### EXERCISE REQUIREMENTS:
Leave out the pictures and transcribe everything else exactly.

::: INFORMATION SHOWN

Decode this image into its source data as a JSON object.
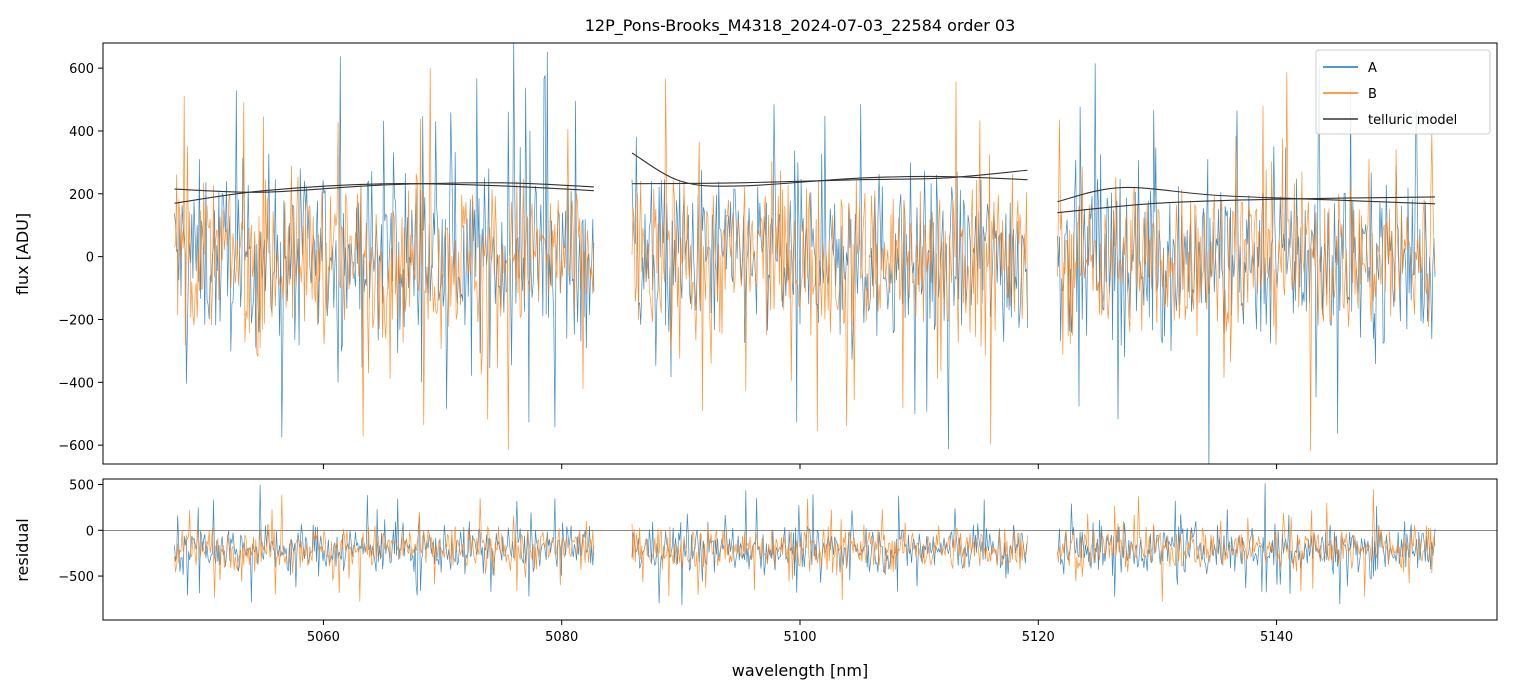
{
  "chart_data": [
    {
      "type": "line",
      "title": "12P_Pons-Brooks_M4318_2024-07-03_22584  order 03",
      "ylabel": "flux [ADU]",
      "xlim": [
        5041.5,
        5158.5
      ],
      "ylim": [
        -660,
        680
      ],
      "yticks": [
        -600,
        -400,
        -200,
        0,
        200,
        400,
        600
      ],
      "xticks": [
        5060,
        5080,
        5100,
        5120,
        5140
      ],
      "segments": [
        [
          5047.5,
          5082.7
        ],
        [
          5085.9,
          5119.1
        ],
        [
          5121.6,
          5153.3
        ]
      ],
      "series": [
        {
          "name": "A",
          "color": "#1f77b4",
          "center": 0,
          "spread": 250,
          "clip_low": true
        },
        {
          "name": "B",
          "color": "#ff7f0e",
          "center": 0,
          "spread": 230,
          "clip_high": true
        },
        {
          "name": "telluric model",
          "color": "#333333",
          "curves": [
            {
              "x": [
                5047.5,
                5055,
                5065,
                5075,
                5082.7
              ],
              "y": [
                170,
                210,
                232,
                225,
                210
              ]
            },
            {
              "x": [
                5047.5,
                5055,
                5065,
                5075,
                5082.7
              ],
              "y": [
                215,
                205,
                228,
                235,
                222
              ]
            },
            {
              "x": [
                5085.9,
                5090,
                5095,
                5105,
                5112,
                5119.1
              ],
              "y": [
                330,
                240,
                225,
                250,
                255,
                245
              ]
            },
            {
              "x": [
                5085.9,
                5095,
                5105,
                5112,
                5119.1
              ],
              "y": [
                232,
                235,
                245,
                250,
                275
              ]
            },
            {
              "x": [
                5121.6,
                5127,
                5135,
                5145,
                5153.3
              ],
              "y": [
                175,
                220,
                195,
                180,
                168
              ]
            },
            {
              "x": [
                5121.6,
                5130,
                5140,
                5153.3
              ],
              "y": [
                140,
                170,
                183,
                190
              ]
            }
          ]
        }
      ],
      "legend_position": "top-right",
      "grid": false
    },
    {
      "type": "line",
      "ylabel": "residual",
      "xlabel": "wavelength [nm]",
      "xlim": [
        5041.5,
        5158.5
      ],
      "ylim": [
        -980,
        560
      ],
      "yticks": [
        -500,
        0,
        500
      ],
      "xticks": [
        5060,
        5080,
        5100,
        5120,
        5140
      ],
      "segments": [
        [
          5047.5,
          5082.7
        ],
        [
          5085.9,
          5119.1
        ],
        [
          5121.6,
          5153.3
        ]
      ],
      "series": [
        {
          "name": "A",
          "color": "#1f77b4",
          "center": -200,
          "spread": 240
        },
        {
          "name": "B",
          "color": "#ff7f0e",
          "center": -190,
          "spread": 220
        }
      ],
      "reference_line": 0,
      "grid": false
    }
  ],
  "legend": [
    {
      "label": "A",
      "color": "#1f77b4"
    },
    {
      "label": "B",
      "color": "#ff7f0e"
    },
    {
      "label": "telluric model",
      "color": "#333333"
    }
  ]
}
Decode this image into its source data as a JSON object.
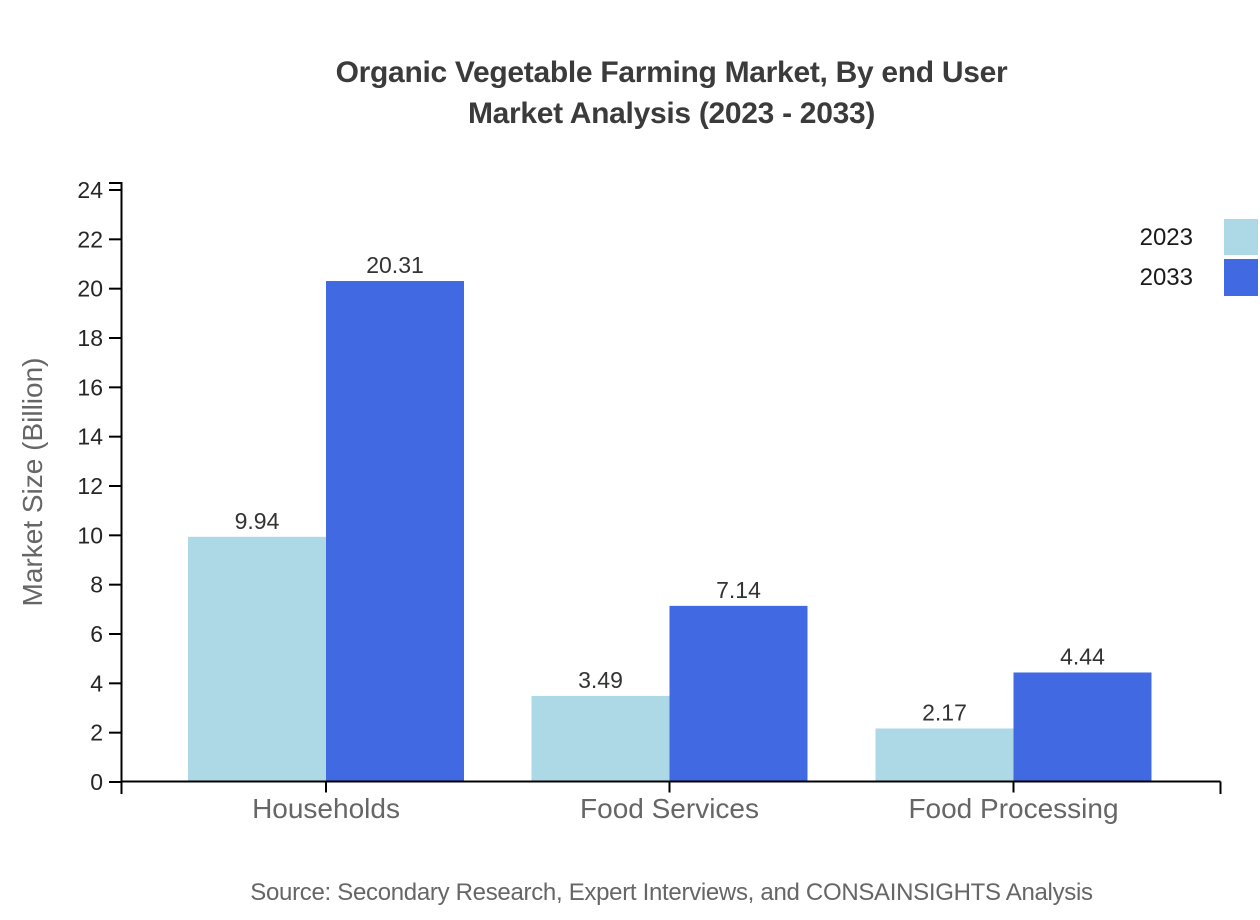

::::::

### ANSWER TO THIS EXERCISE:
Decode this image into its source data as a JSON object.
{
  "chart_data": [
    {
      "type": "line",
      "title": "12P_Pons-Brooks_M4318_2024-07-03_22584  order 03",
      "ylabel": "flux [ADU]",
      "xlim": [
        5041.5,
        5158.5
      ],
      "ylim": [
        -660,
        680
      ],
      "yticks": [
        -600,
        -400,
        -200,
        0,
        200,
        400,
        600
      ],
      "xticks": [
        5060,
        5080,
        5100,
        5120,
        5140
      ],
      "segments": [
        [
          5047.5,
          5082.7
        ],
        [
          5085.9,
          5119.1
        ],
        [
          5121.6,
          5153.3
        ]
      ],
      "series": [
        {
          "name": "A",
          "color": "#1f77b4",
          "center": 0,
          "spread": 250,
          "clip_low": true
        },
        {
          "name": "B",
          "color": "#ff7f0e",
          "center": 0,
          "spread": 230,
          "clip_high": true
        },
        {
          "name": "telluric model",
          "color": "#333333",
          "curves": [
            {
              "x": [
                5047.5,
                5055,
                5065,
                5075,
                5082.7
              ],
              "y": [
                170,
                210,
                232,
                225,
                210
              ]
            },
            {
              "x": [
                5047.5,
                5055,
                5065,
                5075,
                5082.7
              ],
              "y": [
                215,
                205,
                228,
                235,
                222
              ]
            },
            {
              "x": [
                5085.9,
                5090,
                5095,
                5105,
                5112,
                5119.1
              ],
              "y": [
                330,
                240,
                225,
                250,
                255,
                245
              ]
            },
            {
              "x": [
                5085.9,
                5095,
                5105,
                5112,
                5119.1
              ],
              "y": [
                232,
                235,
                245,
                250,
                275
              ]
            },
            {
              "x": [
                5121.6,
                5127,
                5135,
                5145,
                5153.3
              ],
              "y": [
                175,
                220,
                195,
                180,
                168
              ]
            },
            {
              "x": [
                5121.6,
                5130,
                5140,
                5153.3
              ],
              "y": [
                140,
                170,
                183,
                190
              ]
            }
          ]
        }
      ],
      "legend_position": "top-right",
      "grid": false
    },
    {
      "type": "line",
      "ylabel": "residual",
      "xlabel": "wavelength [nm]",
      "xlim": [
        5041.5,
        5158.5
      ],
      "ylim": [
        -980,
        560
      ],
      "yticks": [
        -500,
        0,
        500
      ],
      "xticks": [
        5060,
        5080,
        5100,
        5120,
        5140
      ],
      "segments": [
        [
          5047.5,
          5082.7
        ],
        [
          5085.9,
          5119.1
        ],
        [
          5121.6,
          5153.3
        ]
      ],
      "series": [
        {
          "name": "A",
          "color": "#1f77b4",
          "center": -200,
          "spread": 240
        },
        {
          "name": "B",
          "color": "#ff7f0e",
          "center": -190,
          "spread": 220
        }
      ],
      "reference_line": 0,
      "grid": false
    }
  ],
  "legend": [
    {
      "label": "A",
      "color": "#1f77b4"
    },
    {
      "label": "B",
      "color": "#ff7f0e"
    },
    {
      "label": "telluric model",
      "color": "#333333"
    }
  ]
}
Decode this image into its source data as a JSON object.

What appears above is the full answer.